— start of RECORDS FOR THIS EXERCISE —
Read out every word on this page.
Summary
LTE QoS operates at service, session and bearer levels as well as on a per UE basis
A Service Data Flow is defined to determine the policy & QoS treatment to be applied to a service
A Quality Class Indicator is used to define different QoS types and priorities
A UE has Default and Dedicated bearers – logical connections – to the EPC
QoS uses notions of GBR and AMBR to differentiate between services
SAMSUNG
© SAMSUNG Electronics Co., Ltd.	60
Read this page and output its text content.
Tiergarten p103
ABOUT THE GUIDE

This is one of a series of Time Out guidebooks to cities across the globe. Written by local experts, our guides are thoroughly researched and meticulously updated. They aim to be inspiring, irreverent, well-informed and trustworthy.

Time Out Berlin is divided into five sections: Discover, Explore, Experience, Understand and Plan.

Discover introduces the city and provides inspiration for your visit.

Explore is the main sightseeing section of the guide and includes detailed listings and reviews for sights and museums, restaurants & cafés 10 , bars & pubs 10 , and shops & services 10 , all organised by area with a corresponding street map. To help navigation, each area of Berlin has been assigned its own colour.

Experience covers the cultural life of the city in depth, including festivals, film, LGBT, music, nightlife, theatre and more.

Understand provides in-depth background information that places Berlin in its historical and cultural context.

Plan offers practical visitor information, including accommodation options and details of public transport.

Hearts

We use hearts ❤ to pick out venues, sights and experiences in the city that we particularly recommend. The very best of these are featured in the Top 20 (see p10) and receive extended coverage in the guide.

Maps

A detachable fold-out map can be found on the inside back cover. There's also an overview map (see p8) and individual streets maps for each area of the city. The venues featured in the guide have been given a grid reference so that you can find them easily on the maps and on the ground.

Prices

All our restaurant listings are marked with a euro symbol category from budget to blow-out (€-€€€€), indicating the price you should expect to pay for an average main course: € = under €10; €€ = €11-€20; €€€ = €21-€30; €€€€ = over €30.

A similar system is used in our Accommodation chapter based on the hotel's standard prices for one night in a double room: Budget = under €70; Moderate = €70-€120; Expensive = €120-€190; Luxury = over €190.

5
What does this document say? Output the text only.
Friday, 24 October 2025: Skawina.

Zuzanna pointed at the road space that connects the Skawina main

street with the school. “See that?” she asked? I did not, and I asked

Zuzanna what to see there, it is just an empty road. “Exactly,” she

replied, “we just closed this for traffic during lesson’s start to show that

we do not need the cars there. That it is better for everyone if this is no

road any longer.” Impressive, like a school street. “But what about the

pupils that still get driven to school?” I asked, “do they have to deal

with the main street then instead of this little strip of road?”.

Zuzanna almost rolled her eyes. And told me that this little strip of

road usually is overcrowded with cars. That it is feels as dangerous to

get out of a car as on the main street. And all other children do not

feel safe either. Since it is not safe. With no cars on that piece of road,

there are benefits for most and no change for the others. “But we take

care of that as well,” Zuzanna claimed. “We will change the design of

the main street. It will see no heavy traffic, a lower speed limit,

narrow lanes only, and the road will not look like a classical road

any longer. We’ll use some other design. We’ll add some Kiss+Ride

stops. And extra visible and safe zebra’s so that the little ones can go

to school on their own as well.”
— end of RECORDS FOR THIS EXERCISE —
• DIRECTIONS:
Which lines contain the word "listings"? Copy each of them.

• COMPLETED TASK:
Explore is the main sightseeing section of the guide and includes detailed listings and reviews for sights and museums, restaurants & cafés 10 , bars & pubs 10 , and shops & services 10 , all organised by area with a corresponding street map. To help navigation, each area of Berlin has been assigned its own colour.
All our restaurant listings are marked with a euro symbol category from budget to blow-out (€-€€€€), indicating the price you should expect to pay for an average main course: € = under €10; €€ = €11-€20; €€€ = €21-€30; €€€€ = over €30.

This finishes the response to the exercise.